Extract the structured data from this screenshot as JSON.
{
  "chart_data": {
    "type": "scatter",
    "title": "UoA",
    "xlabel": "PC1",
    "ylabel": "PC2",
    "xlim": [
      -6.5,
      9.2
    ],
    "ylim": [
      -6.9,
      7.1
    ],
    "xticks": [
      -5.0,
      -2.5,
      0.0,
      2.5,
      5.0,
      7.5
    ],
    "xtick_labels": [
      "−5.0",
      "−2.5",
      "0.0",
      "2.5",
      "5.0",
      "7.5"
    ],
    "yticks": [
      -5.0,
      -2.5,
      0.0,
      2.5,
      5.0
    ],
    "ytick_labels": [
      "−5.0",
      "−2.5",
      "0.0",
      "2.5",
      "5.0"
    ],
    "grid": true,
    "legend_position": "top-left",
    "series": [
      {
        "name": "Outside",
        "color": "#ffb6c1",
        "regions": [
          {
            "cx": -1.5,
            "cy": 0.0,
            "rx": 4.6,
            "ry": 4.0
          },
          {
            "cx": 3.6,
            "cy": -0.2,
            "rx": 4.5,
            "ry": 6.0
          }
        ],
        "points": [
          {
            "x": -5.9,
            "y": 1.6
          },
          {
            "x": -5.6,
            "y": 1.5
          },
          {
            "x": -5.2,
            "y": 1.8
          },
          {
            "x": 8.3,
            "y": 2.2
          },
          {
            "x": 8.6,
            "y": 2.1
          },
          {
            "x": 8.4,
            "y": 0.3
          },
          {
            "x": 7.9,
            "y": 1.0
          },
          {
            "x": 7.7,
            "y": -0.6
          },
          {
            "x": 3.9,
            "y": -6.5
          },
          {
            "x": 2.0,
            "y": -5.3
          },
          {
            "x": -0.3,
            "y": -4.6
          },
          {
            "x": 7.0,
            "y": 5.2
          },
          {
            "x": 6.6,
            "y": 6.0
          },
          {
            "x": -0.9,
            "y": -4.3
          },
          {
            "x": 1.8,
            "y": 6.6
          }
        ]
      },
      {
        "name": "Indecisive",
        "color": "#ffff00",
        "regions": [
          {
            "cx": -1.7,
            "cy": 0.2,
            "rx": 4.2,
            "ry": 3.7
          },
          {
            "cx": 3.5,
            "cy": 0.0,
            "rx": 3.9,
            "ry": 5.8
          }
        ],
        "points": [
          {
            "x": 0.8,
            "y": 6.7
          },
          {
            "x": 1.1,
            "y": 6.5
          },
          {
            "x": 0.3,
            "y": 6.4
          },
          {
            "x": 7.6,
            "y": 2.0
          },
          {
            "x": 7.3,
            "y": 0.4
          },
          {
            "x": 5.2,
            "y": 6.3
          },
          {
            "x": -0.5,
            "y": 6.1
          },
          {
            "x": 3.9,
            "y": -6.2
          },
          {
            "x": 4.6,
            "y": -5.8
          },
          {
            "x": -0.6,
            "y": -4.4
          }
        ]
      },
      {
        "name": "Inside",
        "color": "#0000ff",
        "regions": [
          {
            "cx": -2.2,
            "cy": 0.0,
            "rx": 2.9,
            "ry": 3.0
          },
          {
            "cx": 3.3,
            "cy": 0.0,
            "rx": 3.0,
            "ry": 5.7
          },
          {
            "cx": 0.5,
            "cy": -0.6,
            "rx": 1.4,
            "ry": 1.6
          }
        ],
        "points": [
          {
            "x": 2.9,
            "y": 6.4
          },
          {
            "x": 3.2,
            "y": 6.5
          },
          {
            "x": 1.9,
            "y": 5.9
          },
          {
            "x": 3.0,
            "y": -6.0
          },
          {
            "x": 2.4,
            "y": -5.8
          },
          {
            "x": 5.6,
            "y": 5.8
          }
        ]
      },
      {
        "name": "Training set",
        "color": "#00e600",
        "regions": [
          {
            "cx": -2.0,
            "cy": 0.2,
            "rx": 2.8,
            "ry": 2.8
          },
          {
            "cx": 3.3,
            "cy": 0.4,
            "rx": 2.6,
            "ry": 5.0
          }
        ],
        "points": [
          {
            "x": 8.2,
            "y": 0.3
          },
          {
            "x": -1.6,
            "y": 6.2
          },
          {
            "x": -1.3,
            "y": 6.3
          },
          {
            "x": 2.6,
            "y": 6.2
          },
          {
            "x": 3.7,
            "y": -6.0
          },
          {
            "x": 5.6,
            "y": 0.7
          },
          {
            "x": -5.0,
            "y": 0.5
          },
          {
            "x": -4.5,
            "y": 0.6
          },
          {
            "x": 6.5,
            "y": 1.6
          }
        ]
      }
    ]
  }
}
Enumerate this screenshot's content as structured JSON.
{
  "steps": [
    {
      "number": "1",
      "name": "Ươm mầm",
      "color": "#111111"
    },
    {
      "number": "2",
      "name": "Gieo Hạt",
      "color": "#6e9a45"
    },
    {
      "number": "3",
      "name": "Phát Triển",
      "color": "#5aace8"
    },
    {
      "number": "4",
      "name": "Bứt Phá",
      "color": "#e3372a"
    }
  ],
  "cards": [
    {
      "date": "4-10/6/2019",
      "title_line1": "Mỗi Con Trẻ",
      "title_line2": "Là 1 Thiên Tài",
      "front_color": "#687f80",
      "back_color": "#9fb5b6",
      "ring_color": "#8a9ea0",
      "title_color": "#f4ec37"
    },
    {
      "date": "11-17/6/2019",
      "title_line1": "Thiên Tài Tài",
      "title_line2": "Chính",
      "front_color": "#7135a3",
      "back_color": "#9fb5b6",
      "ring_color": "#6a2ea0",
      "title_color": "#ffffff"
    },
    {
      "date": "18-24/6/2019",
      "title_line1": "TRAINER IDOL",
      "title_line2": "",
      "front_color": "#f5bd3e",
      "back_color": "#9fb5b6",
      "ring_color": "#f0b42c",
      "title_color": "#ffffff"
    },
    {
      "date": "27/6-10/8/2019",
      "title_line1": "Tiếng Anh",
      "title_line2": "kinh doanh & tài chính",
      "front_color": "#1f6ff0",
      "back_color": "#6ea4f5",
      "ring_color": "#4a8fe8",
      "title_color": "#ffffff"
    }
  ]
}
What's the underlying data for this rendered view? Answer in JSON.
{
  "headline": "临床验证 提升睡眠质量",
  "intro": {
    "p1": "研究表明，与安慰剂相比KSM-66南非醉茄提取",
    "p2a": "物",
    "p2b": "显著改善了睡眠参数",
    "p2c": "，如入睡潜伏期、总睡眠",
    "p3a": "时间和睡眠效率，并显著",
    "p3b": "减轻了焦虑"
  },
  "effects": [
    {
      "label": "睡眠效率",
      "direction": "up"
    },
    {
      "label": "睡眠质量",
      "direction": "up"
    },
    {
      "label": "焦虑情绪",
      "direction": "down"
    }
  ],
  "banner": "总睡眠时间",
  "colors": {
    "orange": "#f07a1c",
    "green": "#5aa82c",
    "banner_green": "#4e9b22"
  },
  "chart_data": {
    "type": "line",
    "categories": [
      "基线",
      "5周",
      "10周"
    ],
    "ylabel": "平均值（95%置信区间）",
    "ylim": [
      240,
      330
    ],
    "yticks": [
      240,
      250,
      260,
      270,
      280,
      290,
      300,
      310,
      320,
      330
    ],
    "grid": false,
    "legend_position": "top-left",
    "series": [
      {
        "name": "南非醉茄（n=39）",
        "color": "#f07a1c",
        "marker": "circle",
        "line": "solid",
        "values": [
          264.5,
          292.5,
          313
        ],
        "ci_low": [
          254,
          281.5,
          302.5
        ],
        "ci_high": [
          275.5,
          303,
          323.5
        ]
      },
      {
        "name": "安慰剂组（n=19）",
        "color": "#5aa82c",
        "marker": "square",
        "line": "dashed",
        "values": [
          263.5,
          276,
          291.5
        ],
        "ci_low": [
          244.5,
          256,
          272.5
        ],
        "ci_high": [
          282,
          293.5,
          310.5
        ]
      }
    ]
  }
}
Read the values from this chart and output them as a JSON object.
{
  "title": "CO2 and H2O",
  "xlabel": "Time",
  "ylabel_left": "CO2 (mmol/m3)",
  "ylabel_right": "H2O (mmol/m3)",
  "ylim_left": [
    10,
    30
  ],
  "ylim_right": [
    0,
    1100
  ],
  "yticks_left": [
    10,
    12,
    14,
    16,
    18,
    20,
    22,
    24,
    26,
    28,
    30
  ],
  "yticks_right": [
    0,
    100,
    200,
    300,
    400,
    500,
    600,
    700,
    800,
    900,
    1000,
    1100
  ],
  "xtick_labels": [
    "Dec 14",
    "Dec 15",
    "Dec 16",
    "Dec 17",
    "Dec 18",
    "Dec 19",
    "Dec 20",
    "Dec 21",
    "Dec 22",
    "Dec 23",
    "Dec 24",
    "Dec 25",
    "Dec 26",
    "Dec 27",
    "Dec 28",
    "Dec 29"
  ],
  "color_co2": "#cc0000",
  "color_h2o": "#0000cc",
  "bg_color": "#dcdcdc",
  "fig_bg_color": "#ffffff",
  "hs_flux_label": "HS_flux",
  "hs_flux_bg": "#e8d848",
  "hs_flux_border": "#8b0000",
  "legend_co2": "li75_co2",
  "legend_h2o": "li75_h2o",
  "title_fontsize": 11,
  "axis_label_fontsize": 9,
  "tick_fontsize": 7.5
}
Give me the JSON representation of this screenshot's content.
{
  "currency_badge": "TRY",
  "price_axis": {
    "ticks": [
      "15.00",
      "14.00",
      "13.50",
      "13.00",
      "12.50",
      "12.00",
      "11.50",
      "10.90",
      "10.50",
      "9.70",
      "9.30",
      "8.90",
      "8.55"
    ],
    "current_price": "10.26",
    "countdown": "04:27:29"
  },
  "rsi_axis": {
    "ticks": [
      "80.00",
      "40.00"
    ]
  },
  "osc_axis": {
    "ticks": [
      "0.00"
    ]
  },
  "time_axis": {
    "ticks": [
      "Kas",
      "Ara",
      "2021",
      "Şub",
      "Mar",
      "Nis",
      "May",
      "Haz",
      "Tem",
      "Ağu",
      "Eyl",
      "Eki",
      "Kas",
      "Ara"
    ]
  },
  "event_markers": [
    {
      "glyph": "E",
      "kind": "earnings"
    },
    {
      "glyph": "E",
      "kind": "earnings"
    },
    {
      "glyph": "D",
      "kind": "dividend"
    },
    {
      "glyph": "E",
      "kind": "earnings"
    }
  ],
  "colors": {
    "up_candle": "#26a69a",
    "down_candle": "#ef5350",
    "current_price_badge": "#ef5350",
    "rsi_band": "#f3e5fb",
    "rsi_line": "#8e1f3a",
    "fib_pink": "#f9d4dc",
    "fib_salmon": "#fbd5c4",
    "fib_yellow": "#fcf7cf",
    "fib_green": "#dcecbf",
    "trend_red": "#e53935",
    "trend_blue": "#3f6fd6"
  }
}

────────

EXERCISE = Collect each line containing the string "JSON".

TASK ANSWER =
Extract the structured data from this screenshot as JSON.
Enumerate this screenshot's content as structured JSON.
What's the underlying data for this rendered view? Answer in JSON.
Read the values from this chart and output them as a JSON object.
Give me the JSON representation of this screenshot's content.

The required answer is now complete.